> [Required work]: Locate each line holding the string "title" and copy it.

## Start Records provided

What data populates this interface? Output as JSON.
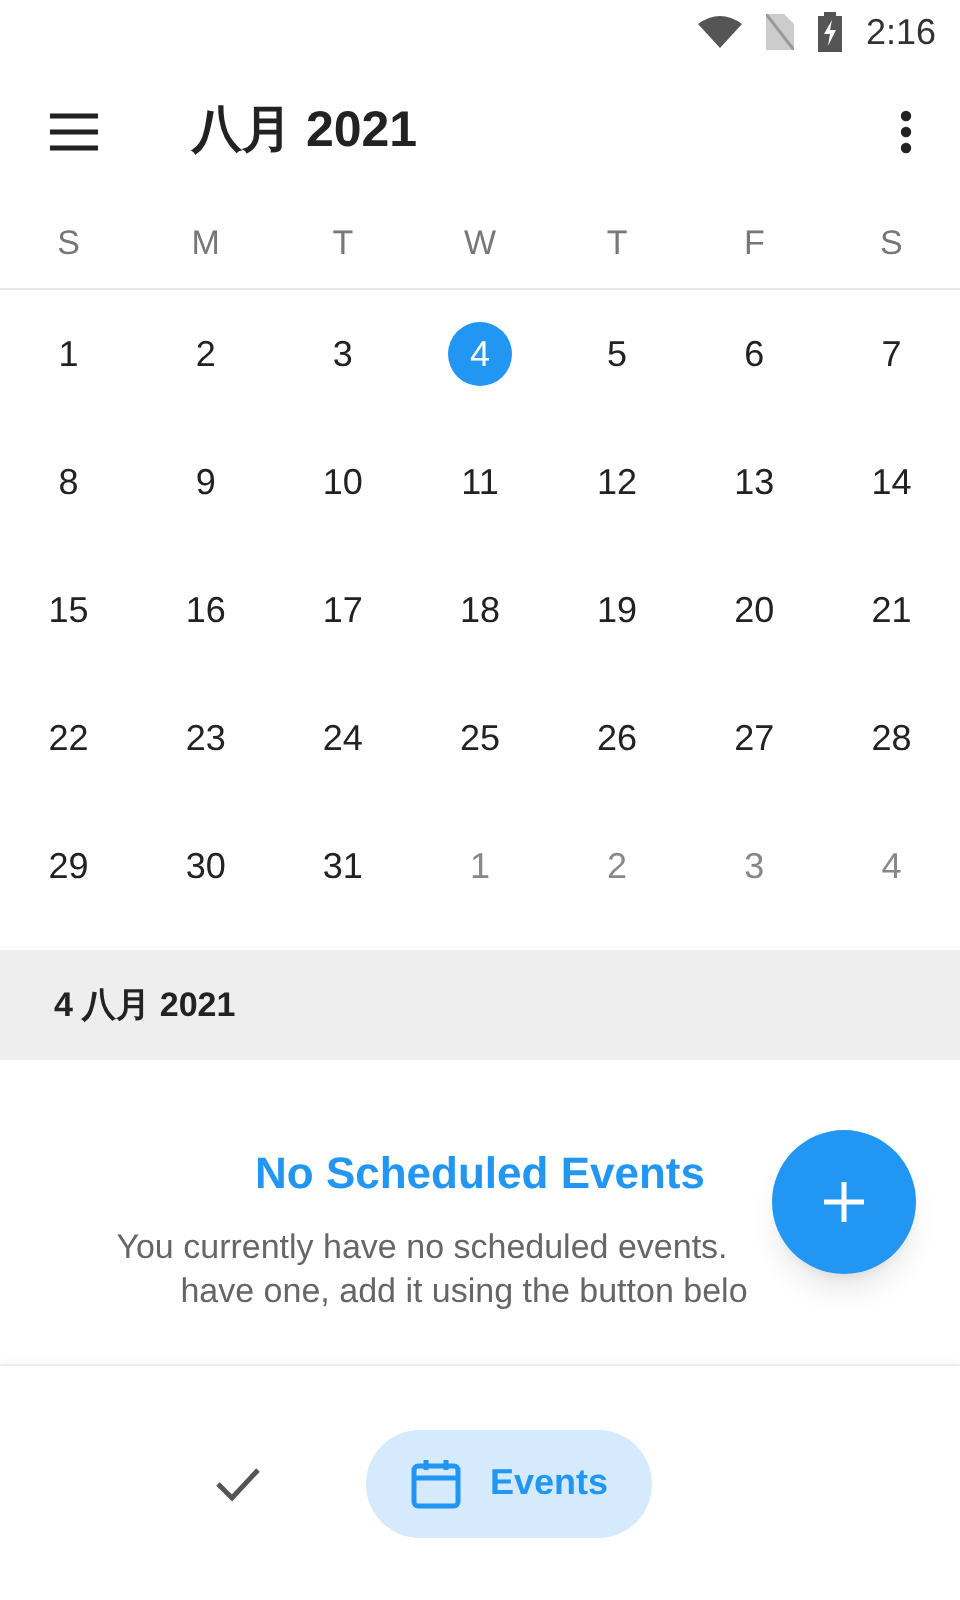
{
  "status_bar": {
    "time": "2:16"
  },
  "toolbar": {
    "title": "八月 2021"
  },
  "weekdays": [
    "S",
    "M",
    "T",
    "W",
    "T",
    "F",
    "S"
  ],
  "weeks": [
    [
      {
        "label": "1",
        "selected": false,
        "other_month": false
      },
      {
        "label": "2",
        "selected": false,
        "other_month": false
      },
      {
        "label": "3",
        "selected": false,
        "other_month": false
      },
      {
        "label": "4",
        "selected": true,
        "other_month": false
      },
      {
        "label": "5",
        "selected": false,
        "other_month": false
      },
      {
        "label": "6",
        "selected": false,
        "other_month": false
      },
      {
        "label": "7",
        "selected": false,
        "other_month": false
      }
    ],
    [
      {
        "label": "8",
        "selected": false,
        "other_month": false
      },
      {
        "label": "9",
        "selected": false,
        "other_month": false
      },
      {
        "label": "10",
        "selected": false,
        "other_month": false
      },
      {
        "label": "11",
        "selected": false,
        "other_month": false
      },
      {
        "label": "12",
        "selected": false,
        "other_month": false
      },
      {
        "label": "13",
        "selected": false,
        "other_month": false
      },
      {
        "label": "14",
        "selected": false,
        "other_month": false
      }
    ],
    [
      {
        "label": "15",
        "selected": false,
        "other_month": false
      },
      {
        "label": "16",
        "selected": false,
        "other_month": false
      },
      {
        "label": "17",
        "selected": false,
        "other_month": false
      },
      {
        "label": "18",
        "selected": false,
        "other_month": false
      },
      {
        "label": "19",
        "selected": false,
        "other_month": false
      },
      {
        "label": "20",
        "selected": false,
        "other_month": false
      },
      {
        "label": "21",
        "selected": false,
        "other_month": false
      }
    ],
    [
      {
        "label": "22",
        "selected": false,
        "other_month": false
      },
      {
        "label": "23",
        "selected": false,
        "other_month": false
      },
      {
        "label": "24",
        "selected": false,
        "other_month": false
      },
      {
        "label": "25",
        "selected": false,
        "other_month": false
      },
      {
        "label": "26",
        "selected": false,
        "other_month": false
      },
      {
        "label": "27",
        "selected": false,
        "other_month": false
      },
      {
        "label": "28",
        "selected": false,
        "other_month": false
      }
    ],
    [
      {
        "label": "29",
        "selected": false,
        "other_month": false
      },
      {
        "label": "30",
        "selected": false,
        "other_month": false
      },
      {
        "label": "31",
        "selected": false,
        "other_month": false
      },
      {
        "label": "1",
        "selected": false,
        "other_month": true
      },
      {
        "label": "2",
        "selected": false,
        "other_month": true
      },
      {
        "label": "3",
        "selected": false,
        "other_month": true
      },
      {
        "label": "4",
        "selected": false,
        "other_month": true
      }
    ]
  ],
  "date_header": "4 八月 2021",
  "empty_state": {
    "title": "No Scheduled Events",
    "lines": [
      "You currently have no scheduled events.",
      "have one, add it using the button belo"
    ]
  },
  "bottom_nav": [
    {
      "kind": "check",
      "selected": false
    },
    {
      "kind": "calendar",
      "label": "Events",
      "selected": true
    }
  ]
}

## End Records provided

> [Answer to the task]:
    "title": "八月 2021"
    "title": "No Scheduled Events",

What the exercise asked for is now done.